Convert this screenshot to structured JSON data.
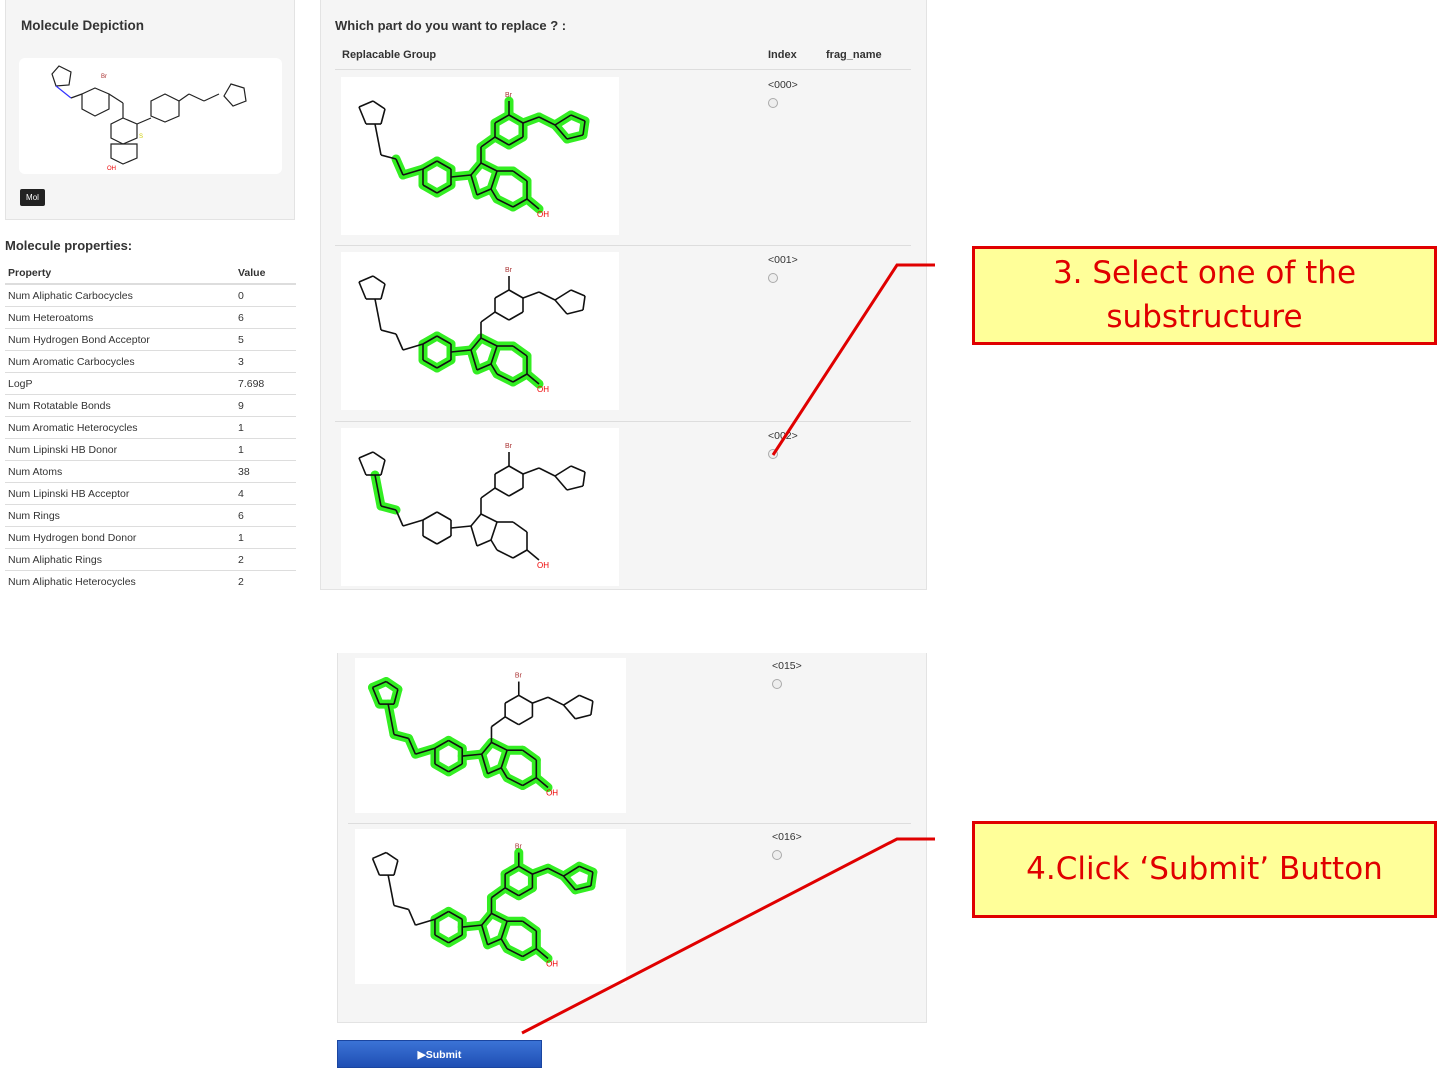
{
  "left_panel": {
    "title": "Molecule Depiction",
    "mol_button": "Mol",
    "oh_label": "OH",
    "s_label": "S",
    "br_label": "Br"
  },
  "properties": {
    "title": "Molecule properties:",
    "col_property": "Property",
    "col_value": "Value",
    "rows": [
      {
        "name": "Num Aliphatic Carbocycles",
        "value": "0"
      },
      {
        "name": "Num Heteroatoms",
        "value": "6"
      },
      {
        "name": "Num Hydrogen Bond Acceptor",
        "value": "5"
      },
      {
        "name": "Num Aromatic Carbocycles",
        "value": "3"
      },
      {
        "name": "LogP",
        "value": "7.698"
      },
      {
        "name": "Num Rotatable Bonds",
        "value": "9"
      },
      {
        "name": "Num Aromatic Heterocycles",
        "value": "1"
      },
      {
        "name": "Num Lipinski HB Donor",
        "value": "1"
      },
      {
        "name": "Num Atoms",
        "value": "38"
      },
      {
        "name": "Num Lipinski HB Acceptor",
        "value": "4"
      },
      {
        "name": "Num Rings",
        "value": "6"
      },
      {
        "name": "Num Hydrogen bond Donor",
        "value": "1"
      },
      {
        "name": "Num Aliphatic Rings",
        "value": "2"
      },
      {
        "name": "Num Aliphatic Heterocycles",
        "value": "2"
      }
    ]
  },
  "replace": {
    "question": "Which part do you want to replace ? :",
    "col_group": "Replacable Group",
    "col_index": "Index",
    "col_frag": "frag_name",
    "groups": [
      {
        "index": "<000>",
        "oh": "OH",
        "br": "Br"
      },
      {
        "index": "<001>",
        "oh": "OH",
        "br": "Br"
      },
      {
        "index": "<002>",
        "oh": "OH",
        "br": "Br"
      },
      {
        "index": "<015>",
        "oh": "OH",
        "br": "Br"
      },
      {
        "index": "<016>",
        "oh": "OH",
        "br": "Br"
      }
    ]
  },
  "submit_label": "▶Submit",
  "callouts": {
    "step3_line1": "3. Select one of the",
    "step3_line2": "substructure",
    "step4": "4.Click ‘Submit’ Button"
  },
  "colors": {
    "highlight": "#33ee22",
    "callout_bg": "#ffff99",
    "callout_border": "#e00000",
    "submit": "#2a5fc8"
  }
}
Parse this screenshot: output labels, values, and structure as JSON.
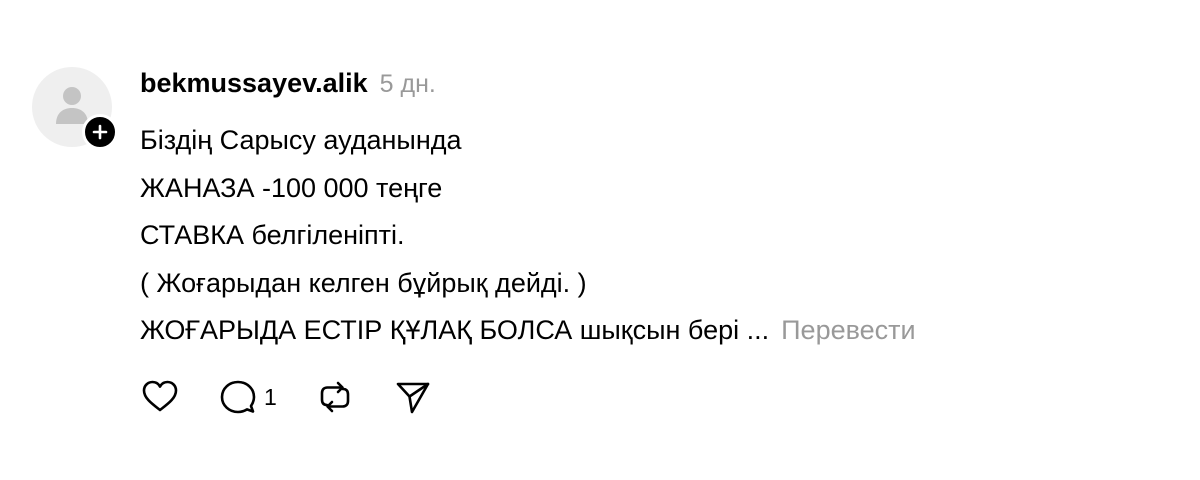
{
  "post": {
    "username": "bekmussayev.alik",
    "time": "5 дн.",
    "lines": [
      "Біздің Сарысу ауданында",
      "ЖАНАЗА -100 000 теңге",
      "СТАВКА белгіленіпті.",
      "( Жоғарыдан келген бұйрық дейді. )",
      "ЖОҒАРЫДА ЕСТІР ҚҰЛАҚ БОЛСА шықсын бері ..."
    ],
    "translate_label": "Перевести"
  },
  "actions": {
    "like_icon": "heart-icon",
    "comment_icon": "comment-bubble-icon",
    "comment_count": "1",
    "repost_icon": "repost-icon",
    "share_icon": "send-icon"
  },
  "avatar": {
    "icon": "user-silhouette-icon",
    "badge_icon": "plus-icon"
  }
}
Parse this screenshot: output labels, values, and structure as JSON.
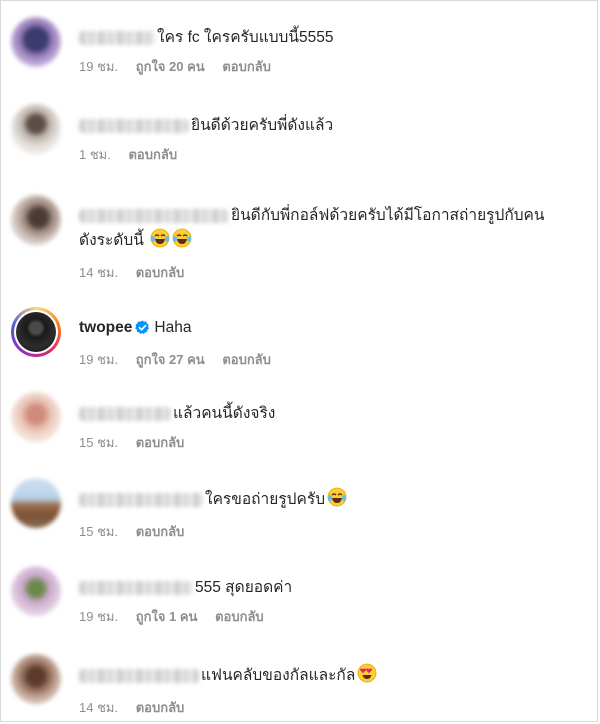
{
  "comments": [
    {
      "username": "",
      "text": "ใคร fc ใครครับแบบนี้5555",
      "time": "19 ชม.",
      "likes": "ถูกใจ 20 คน",
      "reply": "ตอบกลับ"
    },
    {
      "username": "",
      "text": "ยินดีด้วยครับพี่ดังแล้ว",
      "time": "1 ชม.",
      "likes": "",
      "reply": "ตอบกลับ"
    },
    {
      "username": "",
      "text": "ยินดีกับพี่กอล์ฟด้วยครับได้มีโอกาสถ่ายรูปกับคน",
      "text2": "ดังระดับนี้",
      "time": "14 ชม.",
      "likes": "",
      "reply": "ตอบกลับ"
    },
    {
      "username": "twopee",
      "text": "Haha",
      "time": "19 ชม.",
      "likes": "ถูกใจ 27 คน",
      "reply": "ตอบกลับ"
    },
    {
      "username": "",
      "text": "แล้วคนนี้ดังจริง",
      "time": "15 ชม.",
      "likes": "",
      "reply": "ตอบกลับ"
    },
    {
      "username": "",
      "text": "ใครขอถ่ายรูปครับ",
      "time": "15 ชม.",
      "likes": "",
      "reply": "ตอบกลับ"
    },
    {
      "username": "",
      "text": "555 สุดยอดค่า",
      "time": "19 ชม.",
      "likes": "ถูกใจ 1 คน",
      "reply": "ตอบกลับ"
    },
    {
      "username": "",
      "text": "แฟนคลับของกัลและกัล",
      "time": "14 ชม.",
      "likes": "",
      "reply": "ตอบกลับ"
    }
  ],
  "icons": {
    "verified": "verified-badge-icon",
    "laughing": "tears-of-joy-emoji",
    "heart_eyes": "heart-eyes-emoji"
  },
  "colors": {
    "verified": "#0095f6",
    "meta": "#8e8e8e",
    "text": "#262626"
  }
}
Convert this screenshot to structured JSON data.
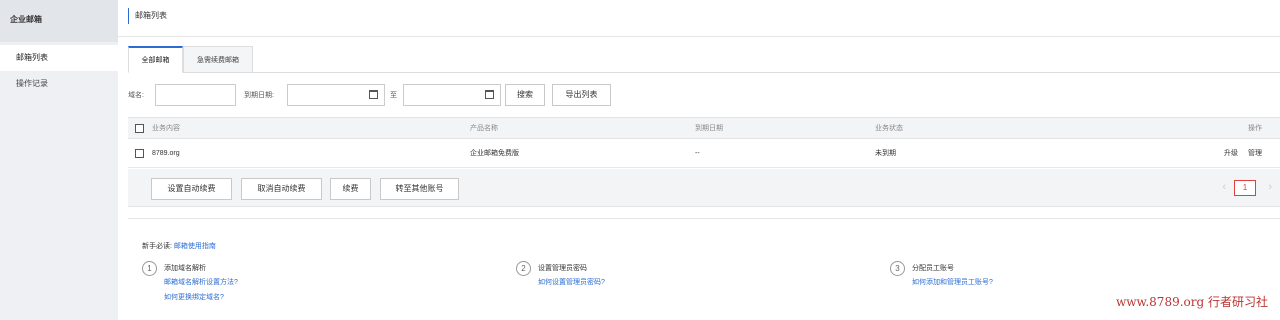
{
  "sidebar": {
    "title": "企业邮箱",
    "items": [
      {
        "label": "邮箱列表",
        "active": true
      },
      {
        "label": "操作记录",
        "active": false
      }
    ]
  },
  "header": {
    "title": "邮箱列表"
  },
  "tabs": [
    {
      "label": "全部邮箱",
      "active": true
    },
    {
      "label": "急需续费邮箱",
      "active": false
    }
  ],
  "filters": {
    "domain_label": "域名:",
    "domain_value": "",
    "expire_label": "到期日期:",
    "start_date": "",
    "to_label": "至",
    "end_date": "",
    "search_label": "搜索",
    "export_label": "导出列表"
  },
  "table": {
    "columns": [
      "业务内容",
      "产品名称",
      "到期日期",
      "业务状态",
      "操作"
    ],
    "rows": [
      {
        "content": "8789.org",
        "product": "企业邮箱免费版",
        "expire": "--",
        "status": "未到期",
        "actions": [
          "升级",
          "管理"
        ]
      }
    ]
  },
  "bulk_actions": [
    "设置自动续费",
    "取消自动续费",
    "续费",
    "转至其他账号"
  ],
  "pagination": {
    "current": "1",
    "prev": "‹",
    "next": "›"
  },
  "guide": {
    "prefix": "新手必读:",
    "link": "邮箱使用指南",
    "steps": [
      {
        "num": "1",
        "title": "添加域名解析",
        "links": [
          "邮箱域名解析设置方法?",
          "如何更换绑定域名?"
        ]
      },
      {
        "num": "2",
        "title": "设置管理员密码",
        "links": [
          "如何设置管理员密码?"
        ]
      },
      {
        "num": "3",
        "title": "分配员工账号",
        "links": [
          "如何添加和管理员工账号?"
        ]
      }
    ]
  },
  "watermark": "www.8789.org 行者研习社",
  "colors": {
    "accent": "#2b6cd3",
    "pager": "#e04040",
    "sidebar_bg": "#eef0f3",
    "watermark": "#bb3333"
  }
}
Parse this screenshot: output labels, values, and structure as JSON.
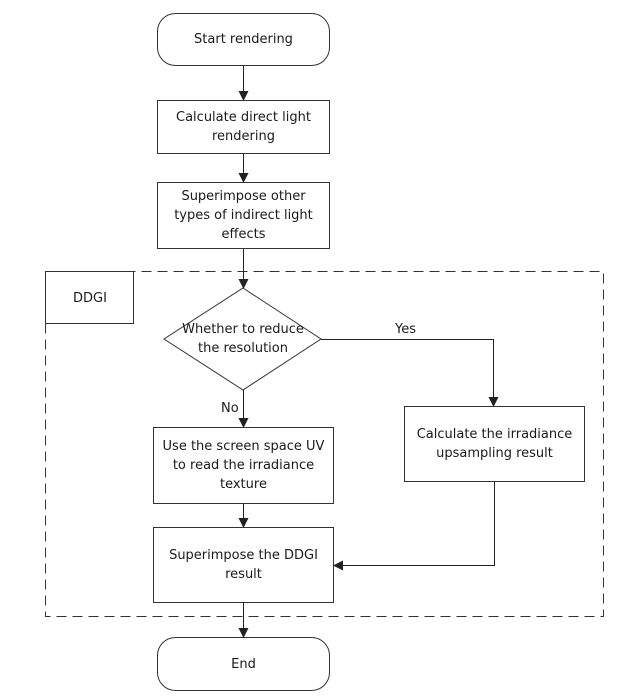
{
  "diagram": {
    "type": "flowchart",
    "nodes": {
      "start": {
        "shape": "terminator",
        "label": "Start rendering"
      },
      "direct_light": {
        "shape": "process",
        "label": "Calculate direct light\nrendering"
      },
      "indirect_light": {
        "shape": "process",
        "label": "Superimpose other\ntypes of indirect light\neffects"
      },
      "ddgi_group": {
        "shape": "group",
        "label": "DDGI"
      },
      "decision": {
        "shape": "decision",
        "label": "Whether to reduce\nthe resolution"
      },
      "read_texture": {
        "shape": "process",
        "label": "Use the screen space UV\nto read the irradiance\ntexture"
      },
      "upsampling": {
        "shape": "process",
        "label": "Calculate the irradiance\nupsampling result"
      },
      "superimpose_ddgi": {
        "shape": "process",
        "label": "Superimpose the DDGI\nresult"
      },
      "end": {
        "shape": "terminator",
        "label": "End"
      }
    },
    "edges": [
      {
        "from": "start",
        "to": "direct_light",
        "label": ""
      },
      {
        "from": "direct_light",
        "to": "indirect_light",
        "label": ""
      },
      {
        "from": "indirect_light",
        "to": "decision",
        "label": ""
      },
      {
        "from": "decision",
        "to": "upsampling",
        "label": "Yes"
      },
      {
        "from": "decision",
        "to": "read_texture",
        "label": "No"
      },
      {
        "from": "read_texture",
        "to": "superimpose_ddgi",
        "label": ""
      },
      {
        "from": "upsampling",
        "to": "superimpose_ddgi",
        "label": ""
      },
      {
        "from": "superimpose_ddgi",
        "to": "end",
        "label": ""
      }
    ],
    "edge_labels": {
      "yes": "Yes",
      "no": "No"
    },
    "colors": {
      "stroke": "#333333",
      "text": "#1a1a1a",
      "background": "#ffffff"
    }
  }
}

> WHAT YOU WILL DO: Where a line in the material contains "Rings", copy that line.

> ANSWER FOR THIS EXERCISE:
        "name": "Num Rings",
        "name": "Num Aliphatic Rings",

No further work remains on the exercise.